**WHAT THE TASK ASKS:** Give the number of lines in the records below that include "dans", and nothing more.

Extracted records
——————————

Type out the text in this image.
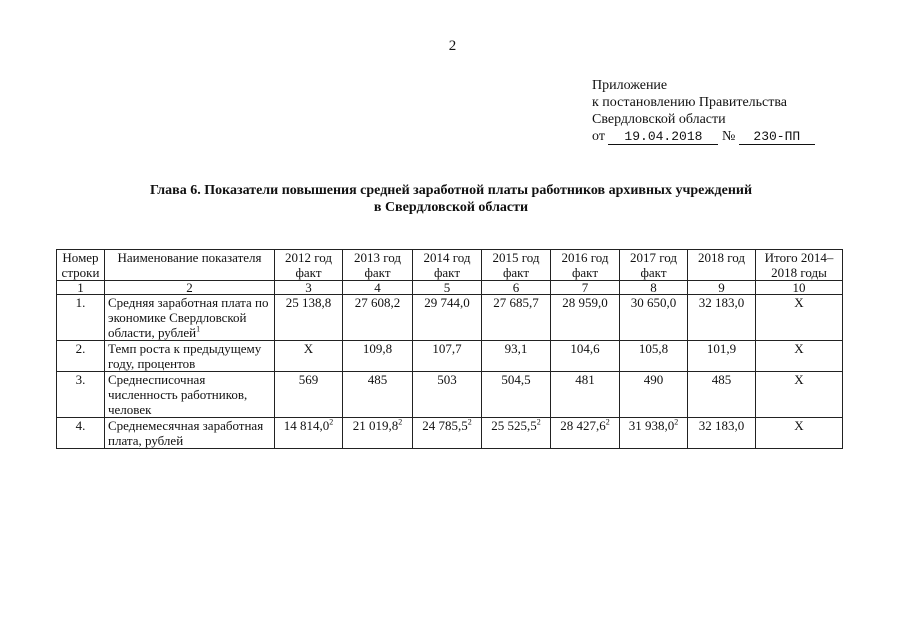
2
Приложение
к постановлению Правительства
Свердловской области
от 19.04.2018 № 230-ПП
Глава 6. Показатели повышения средней заработной платы работников архивных учреждений
в Свердловской области
Номер строки	Наименование показателя	2012 год факт	2013 год факт	2014 год факт	2015 год факт	2016 год факт	2017 год факт	2018 год	Итого 2014–2018 годы
1	2	3	4	5	6	7	8	9	10
1.	Средняя заработная плата по экономике Свердловской области, рублей$^1$	25 138,8	27 608,2	29 744,0	27 685,7	28 959,0	30 650,0	32 183,0	X
2.	Темп роста к предыдущему году, процентов	X	109,8	107,7	93,1	104,6	105,8	101,9	X
3.	Среднесписочная численность работников, человек	569	485	503	504,5	481	490	485	X
4.	Среднемесячная заработная плата, рублей	14 814,0$^2$	21 019,8$^2$	24 785,5$^2$	25 525,5$^2$	28 427,6$^2$	31 938,0$^2$	32 183,0	X
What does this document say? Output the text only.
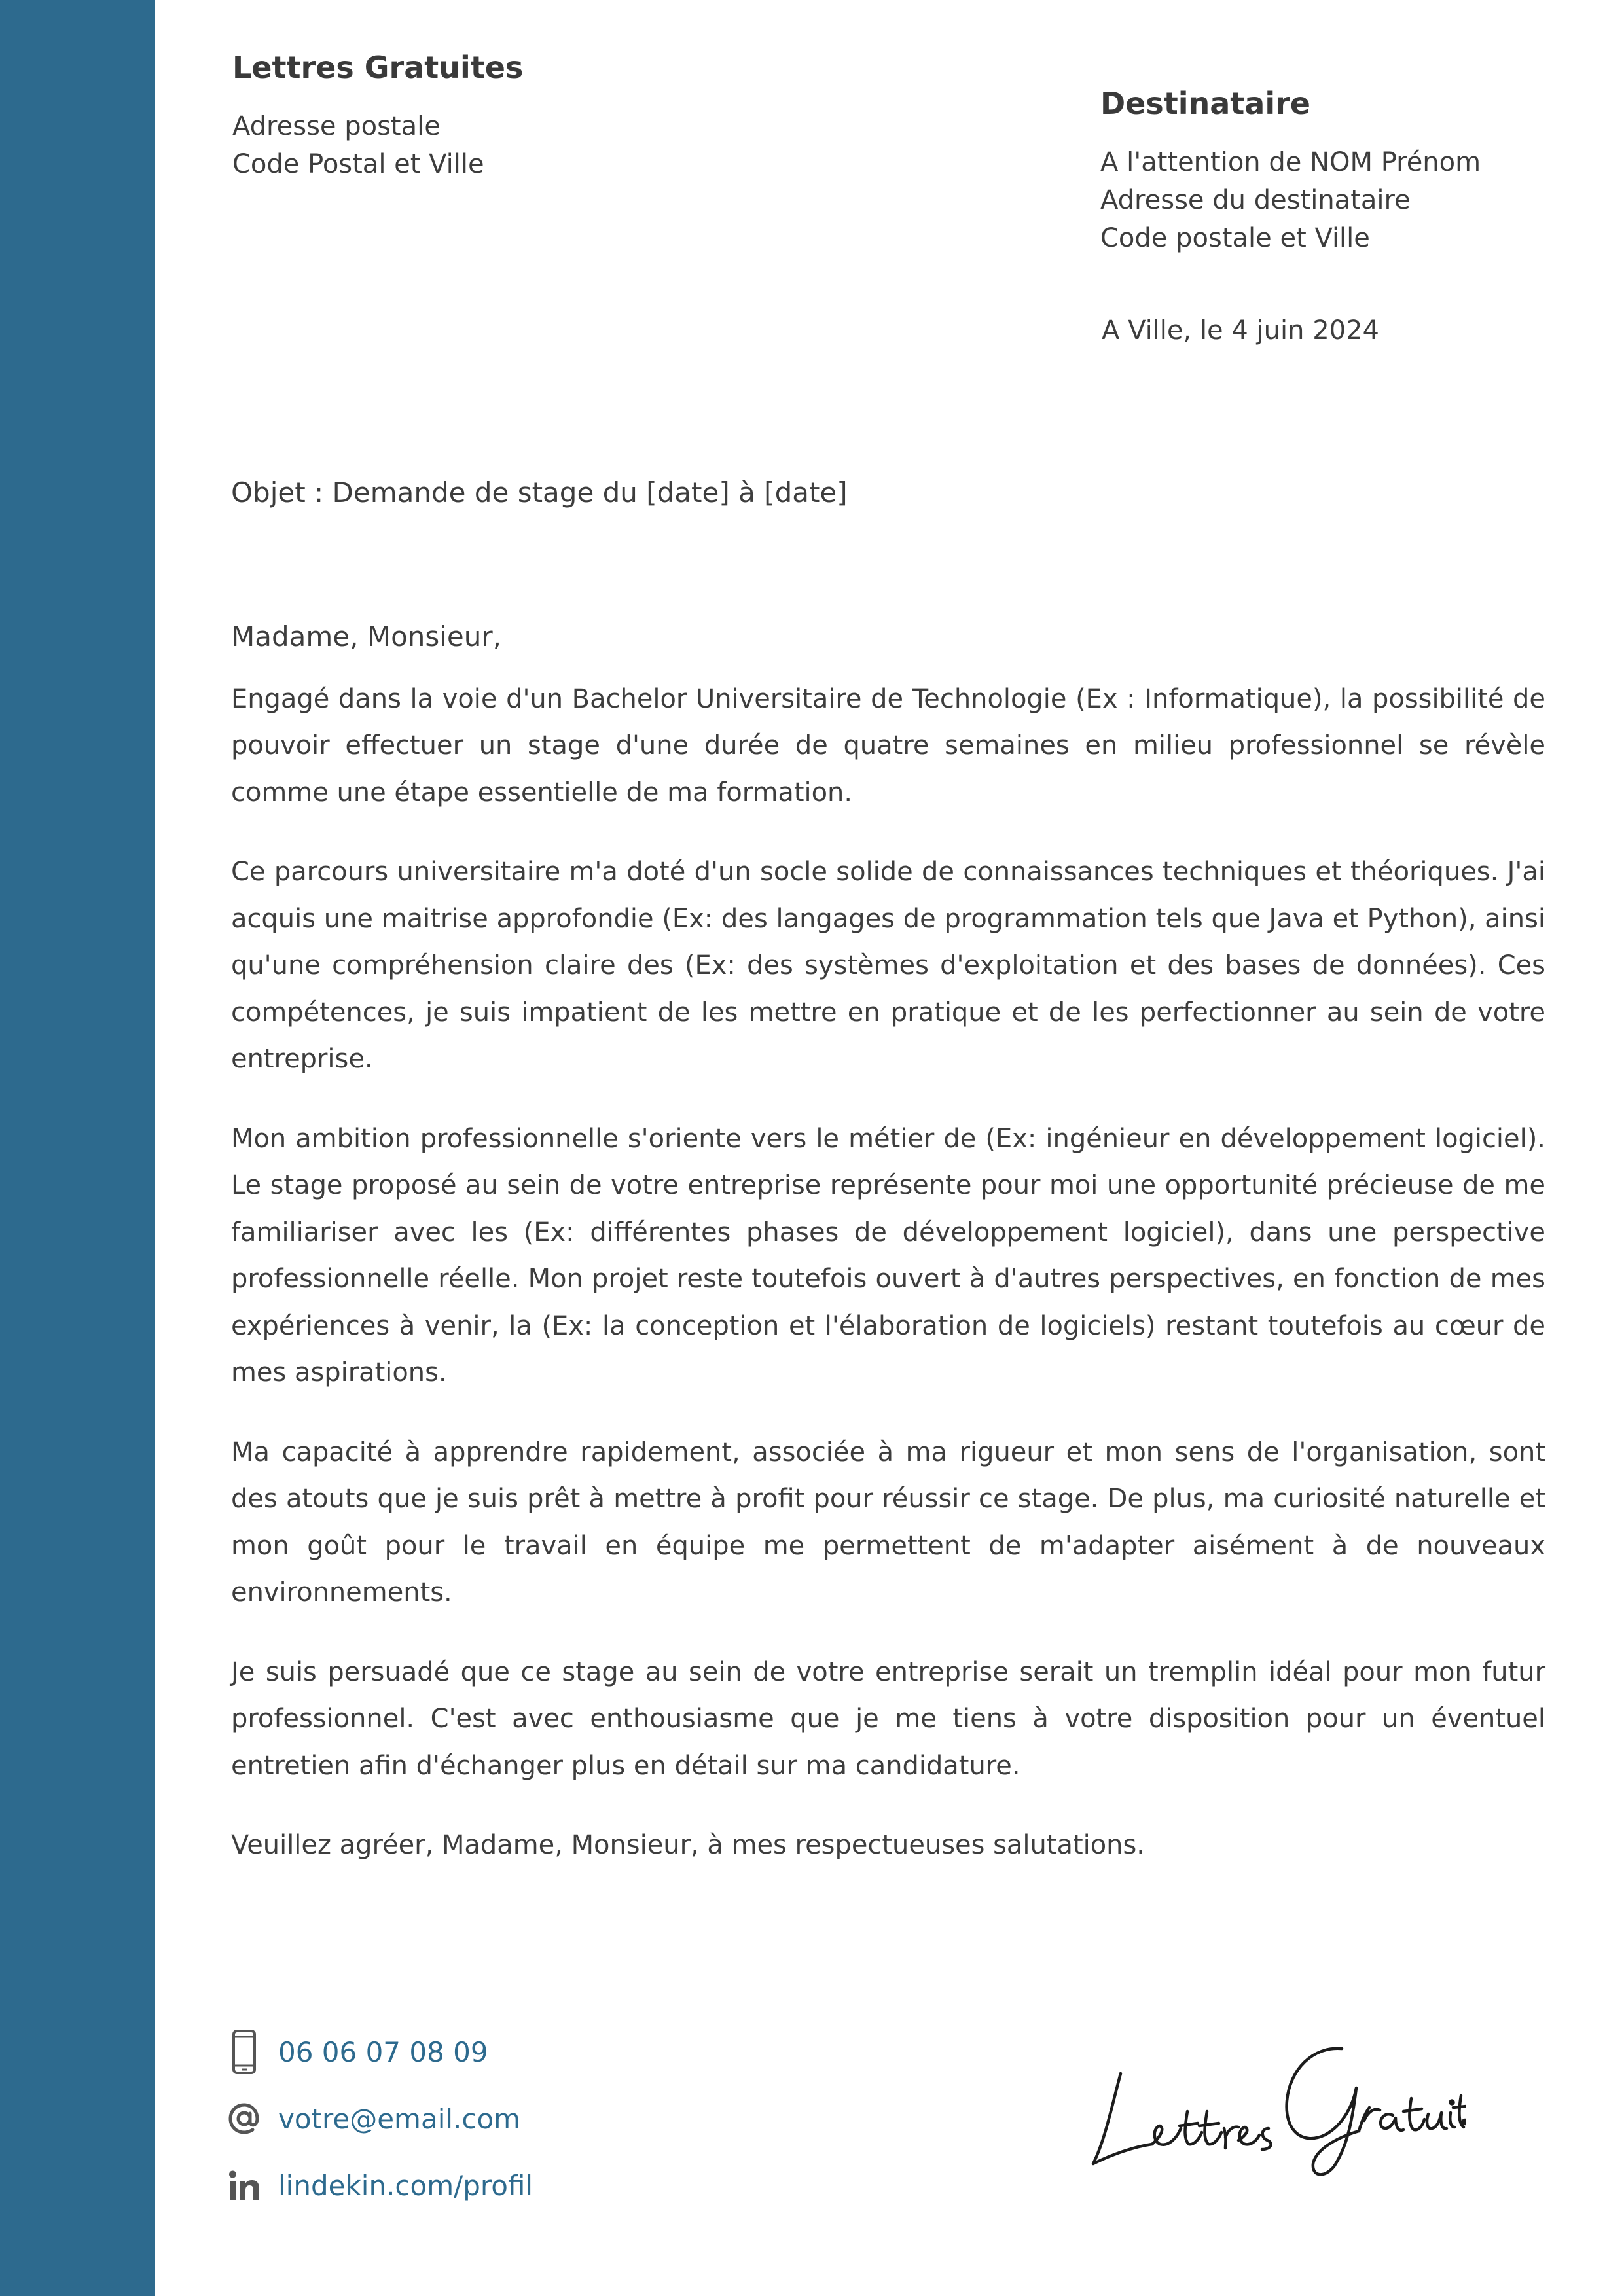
Lettres Gratuites
Adresse postale
Code Postal et Ville
Destinataire
A l'attention de NOM Prénom
Adresse du destinataire
Code postale et Ville
A Ville, le 4 juin 2024
Objet : Demande de stage du [date] à [date]
Madame, Monsieur,

Engagé dans la voie d'un Bachelor Universitaire de Technologie (Ex : Informatique), la possibilité de pouvoir effectuer un stage d'une durée de quatre semaines en milieu professionnel se révèle comme une étape essentielle de ma formation.

Ce parcours universitaire m'a doté d'un socle solide de connaissances techniques et théoriques. J'ai acquis une maitrise approfondie (Ex: des langages de programmation tels que Java et Python), ainsi qu'une compréhension claire des (Ex: des systèmes d'exploitation et des bases de données). Ces compétences, je suis impatient de les mettre en pratique et de les perfectionner au sein de votre entreprise.

Mon ambition professionnelle s'oriente vers le métier de (Ex: ingénieur en développement logiciel). Le stage proposé au sein de votre entreprise représente pour moi une opportunité précieuse de me familiariser avec les (Ex: différentes phases de développement logiciel), dans une perspective professionnelle réelle. Mon projet reste toutefois ouvert à d'autres perspectives, en fonction de mes expériences à venir, la (Ex: la conception et l'élaboration de logiciels) restant toutefois au cœur de mes aspirations.

Ma capacité à apprendre rapidement, associée à ma rigueur et mon sens de l'organisation, sont des atouts que je suis prêt à mettre à profit pour réussir ce stage. De plus, ma curiosité naturelle et mon goût pour le travail en équipe me permettent de m'adapter aisément à de nouveaux environnements.

Je suis persuadé que ce stage au sein de votre entreprise serait un tremplin idéal pour mon futur professionnel. C'est avec enthousiasme que je me tiens à votre disposition pour un éventuel entretien afin d'échanger plus en détail sur ma candidature.

Veuillez agréer, Madame, Monsieur, à mes respectueuses salutations.

06 06 07 08 09
votre@email.com
lindekin.com/profil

——————————

**COMPLETED TASK:** 2